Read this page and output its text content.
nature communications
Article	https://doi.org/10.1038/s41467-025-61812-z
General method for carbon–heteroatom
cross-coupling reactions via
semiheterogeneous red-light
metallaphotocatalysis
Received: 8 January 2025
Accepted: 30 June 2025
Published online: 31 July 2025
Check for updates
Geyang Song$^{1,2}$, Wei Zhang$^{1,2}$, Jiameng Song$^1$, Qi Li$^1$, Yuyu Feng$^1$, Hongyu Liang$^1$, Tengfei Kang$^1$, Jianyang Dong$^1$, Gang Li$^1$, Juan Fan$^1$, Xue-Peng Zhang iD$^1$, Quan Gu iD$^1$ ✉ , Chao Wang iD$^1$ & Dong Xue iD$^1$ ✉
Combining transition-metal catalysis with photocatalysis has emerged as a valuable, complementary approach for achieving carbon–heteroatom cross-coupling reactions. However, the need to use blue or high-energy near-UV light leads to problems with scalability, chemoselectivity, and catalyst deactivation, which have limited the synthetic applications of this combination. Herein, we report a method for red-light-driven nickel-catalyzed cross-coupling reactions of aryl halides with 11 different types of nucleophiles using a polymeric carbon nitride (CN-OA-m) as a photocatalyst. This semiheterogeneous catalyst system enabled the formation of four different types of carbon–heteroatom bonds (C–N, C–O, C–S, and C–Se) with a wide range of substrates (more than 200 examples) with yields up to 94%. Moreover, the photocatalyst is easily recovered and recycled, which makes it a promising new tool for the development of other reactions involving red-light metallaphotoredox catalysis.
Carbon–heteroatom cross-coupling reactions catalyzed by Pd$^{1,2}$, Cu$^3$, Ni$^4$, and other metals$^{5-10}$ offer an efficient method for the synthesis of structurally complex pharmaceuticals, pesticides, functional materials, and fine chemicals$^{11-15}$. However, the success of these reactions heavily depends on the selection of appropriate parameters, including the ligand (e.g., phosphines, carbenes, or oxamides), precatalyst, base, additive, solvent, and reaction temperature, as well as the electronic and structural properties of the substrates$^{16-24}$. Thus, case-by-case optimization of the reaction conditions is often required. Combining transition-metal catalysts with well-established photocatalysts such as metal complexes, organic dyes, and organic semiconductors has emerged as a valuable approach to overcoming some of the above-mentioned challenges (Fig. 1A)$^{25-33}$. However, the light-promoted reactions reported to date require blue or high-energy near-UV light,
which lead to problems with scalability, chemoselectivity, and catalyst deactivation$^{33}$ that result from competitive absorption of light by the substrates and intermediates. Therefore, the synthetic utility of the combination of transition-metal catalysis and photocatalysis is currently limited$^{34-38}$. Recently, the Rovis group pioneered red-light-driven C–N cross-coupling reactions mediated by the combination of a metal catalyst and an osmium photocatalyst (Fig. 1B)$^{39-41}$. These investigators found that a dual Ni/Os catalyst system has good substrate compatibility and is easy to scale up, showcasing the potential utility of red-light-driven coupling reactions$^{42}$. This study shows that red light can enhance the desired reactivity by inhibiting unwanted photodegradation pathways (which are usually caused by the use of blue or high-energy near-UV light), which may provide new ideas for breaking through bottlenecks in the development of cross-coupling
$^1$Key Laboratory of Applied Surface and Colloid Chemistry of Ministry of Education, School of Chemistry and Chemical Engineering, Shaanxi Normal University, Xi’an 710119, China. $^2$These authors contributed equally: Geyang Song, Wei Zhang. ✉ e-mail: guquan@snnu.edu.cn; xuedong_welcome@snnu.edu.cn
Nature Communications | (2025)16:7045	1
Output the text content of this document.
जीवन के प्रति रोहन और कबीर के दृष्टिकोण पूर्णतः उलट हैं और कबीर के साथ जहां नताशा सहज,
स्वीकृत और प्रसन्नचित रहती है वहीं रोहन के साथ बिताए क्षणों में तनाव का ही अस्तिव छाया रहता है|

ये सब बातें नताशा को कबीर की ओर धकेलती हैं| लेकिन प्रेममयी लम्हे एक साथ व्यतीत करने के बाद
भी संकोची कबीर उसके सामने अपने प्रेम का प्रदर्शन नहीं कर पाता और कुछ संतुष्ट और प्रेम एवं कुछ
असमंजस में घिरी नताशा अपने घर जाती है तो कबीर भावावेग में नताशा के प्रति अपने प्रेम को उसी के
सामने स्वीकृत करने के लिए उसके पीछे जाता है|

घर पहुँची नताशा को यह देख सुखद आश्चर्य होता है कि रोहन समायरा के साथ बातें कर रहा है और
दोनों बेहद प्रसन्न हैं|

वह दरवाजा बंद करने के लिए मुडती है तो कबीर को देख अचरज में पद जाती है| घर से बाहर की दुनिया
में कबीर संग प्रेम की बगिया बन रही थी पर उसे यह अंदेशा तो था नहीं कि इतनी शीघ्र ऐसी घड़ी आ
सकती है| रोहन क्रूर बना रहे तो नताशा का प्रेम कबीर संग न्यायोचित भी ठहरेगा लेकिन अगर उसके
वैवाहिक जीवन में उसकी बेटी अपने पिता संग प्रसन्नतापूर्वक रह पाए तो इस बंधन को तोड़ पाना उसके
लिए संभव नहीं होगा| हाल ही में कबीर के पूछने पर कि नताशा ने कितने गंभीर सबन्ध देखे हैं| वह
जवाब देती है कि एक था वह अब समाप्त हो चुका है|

Goal: Exactly reproduce every line of the data above.

Correct output:
Read this page and output its text content.
nature communications
Article	https://doi.org/10.1038/s41467-025-61812-z
General method for carbon–heteroatom
cross-coupling reactions via
semiheterogeneous red-light
metallaphotocatalysis
Received: 8 January 2025
Accepted: 30 June 2025
Published online: 31 July 2025
Check for updates
Geyang Song$^{1,2}$, Wei Zhang$^{1,2}$, Jiameng Song$^1$, Qi Li$^1$, Yuyu Feng$^1$, Hongyu Liang$^1$, Tengfei Kang$^1$, Jianyang Dong$^1$, Gang Li$^1$, Juan Fan$^1$, Xue-Peng Zhang iD$^1$, Quan Gu iD$^1$ ✉ , Chao Wang iD$^1$ & Dong Xue iD$^1$ ✉
Combining transition-metal catalysis with photocatalysis has emerged as a valuable, complementary approach for achieving carbon–heteroatom cross-coupling reactions. However, the need to use blue or high-energy near-UV light leads to problems with scalability, chemoselectivity, and catalyst deactivation, which have limited the synthetic applications of this combination. Herein, we report a method for red-light-driven nickel-catalyzed cross-coupling reactions of aryl halides with 11 different types of nucleophiles using a polymeric carbon nitride (CN-OA-m) as a photocatalyst. This semiheterogeneous catalyst system enabled the formation of four different types of carbon–heteroatom bonds (C–N, C–O, C–S, and C–Se) with a wide range of substrates (more than 200 examples) with yields up to 94%. Moreover, the photocatalyst is easily recovered and recycled, which makes it a promising new tool for the development of other reactions involving red-light metallaphotoredox catalysis.
Carbon–heteroatom cross-coupling reactions catalyzed by Pd$^{1,2}$, Cu$^3$, Ni$^4$, and other metals$^{5-10}$ offer an efficient method for the synthesis of structurally complex pharmaceuticals, pesticides, functional materials, and fine chemicals$^{11-15}$. However, the success of these reactions heavily depends on the selection of appropriate parameters, including the ligand (e.g., phosphines, carbenes, or oxamides), precatalyst, base, additive, solvent, and reaction temperature, as well as the electronic and structural properties of the substrates$^{16-24}$. Thus, case-by-case optimization of the reaction conditions is often required. Combining transition-metal catalysts with well-established photocatalysts such as metal complexes, organic dyes, and organic semiconductors has emerged as a valuable approach to overcoming some of the above-mentioned challenges (Fig. 1A)$^{25-33}$. However, the light-promoted reactions reported to date require blue or high-energy near-UV light,
which lead to problems with scalability, chemoselectivity, and catalyst deactivation$^{33}$ that result from competitive absorption of light by the substrates and intermediates. Therefore, the synthetic utility of the combination of transition-metal catalysis and photocatalysis is currently limited$^{34-38}$. Recently, the Rovis group pioneered red-light-driven C–N cross-coupling reactions mediated by the combination of a metal catalyst and an osmium photocatalyst (Fig. 1B)$^{39-41}$. These investigators found that a dual Ni/Os catalyst system has good substrate compatibility and is easy to scale up, showcasing the potential utility of red-light-driven coupling reactions$^{42}$. This study shows that red light can enhance the desired reactivity by inhibiting unwanted photodegradation pathways (which are usually caused by the use of blue or high-energy near-UV light), which may provide new ideas for breaking through bottlenecks in the development of cross-coupling
$^1$Key Laboratory of Applied Surface and Colloid Chemistry of Ministry of Education, School of Chemistry and Chemical Engineering, Shaanxi Normal University, Xi’an 710119, China. $^2$These authors contributed equally: Geyang Song, Wei Zhang. ✉ e-mail: guquan@snnu.edu.cn; xuedong_welcome@snnu.edu.cn
Nature Communications | (2025)16:7045	1
Output the text content of this document.
जीवन के प्रति रोहन और कबीर के दृष्टिकोण पूर्णतः उलट हैं और कबीर के साथ जहां नताशा सहज,
स्वीकृत और प्रसन्नचित रहती है वहीं रोहन के साथ बिताए क्षणों में तनाव का ही अस्तिव छाया रहता है|

ये सब बातें नताशा को कबीर की ओर धकेलती हैं| लेकिन प्रेममयी लम्हे एक साथ व्यतीत करने के बाद
भी संकोची कबीर उसके सामने अपने प्रेम का प्रदर्शन नहीं कर पाता और कुछ संतुष्ट और प्रेम एवं कुछ
असमंजस में घिरी नताशा अपने घर जाती है तो कबीर भावावेग में नताशा के प्रति अपने प्रेम को उसी के
सामने स्वीकृत करने के लिए उसके पीछे जाता है|

घर पहुँची नताशा को यह देख सुखद आश्चर्य होता है कि रोहन समायरा के साथ बातें कर रहा है और
दोनों बेहद प्रसन्न हैं|

वह दरवाजा बंद करने के लिए मुडती है तो कबीर को देख अचरज में पद जाती है| घर से बाहर की दुनिया
में कबीर संग प्रेम की बगिया बन रही थी पर उसे यह अंदेशा तो था नहीं कि इतनी शीघ्र ऐसी घड़ी आ
सकती है| रोहन क्रूर बना रहे तो नताशा का प्रेम कबीर संग न्यायोचित भी ठहरेगा लेकिन अगर उसके
वैवाहिक जीवन में उसकी बेटी अपने पिता संग प्रसन्नतापूर्वक रह पाए तो इस बंधन को तोड़ पाना उसके
लिए संभव नहीं होगा| हाल ही में कबीर के पूछने पर कि नताशा ने कितने गंभीर सबन्ध देखे हैं| वह
जवाब देती है कि एक था वह अब समाप्त हो चुका है|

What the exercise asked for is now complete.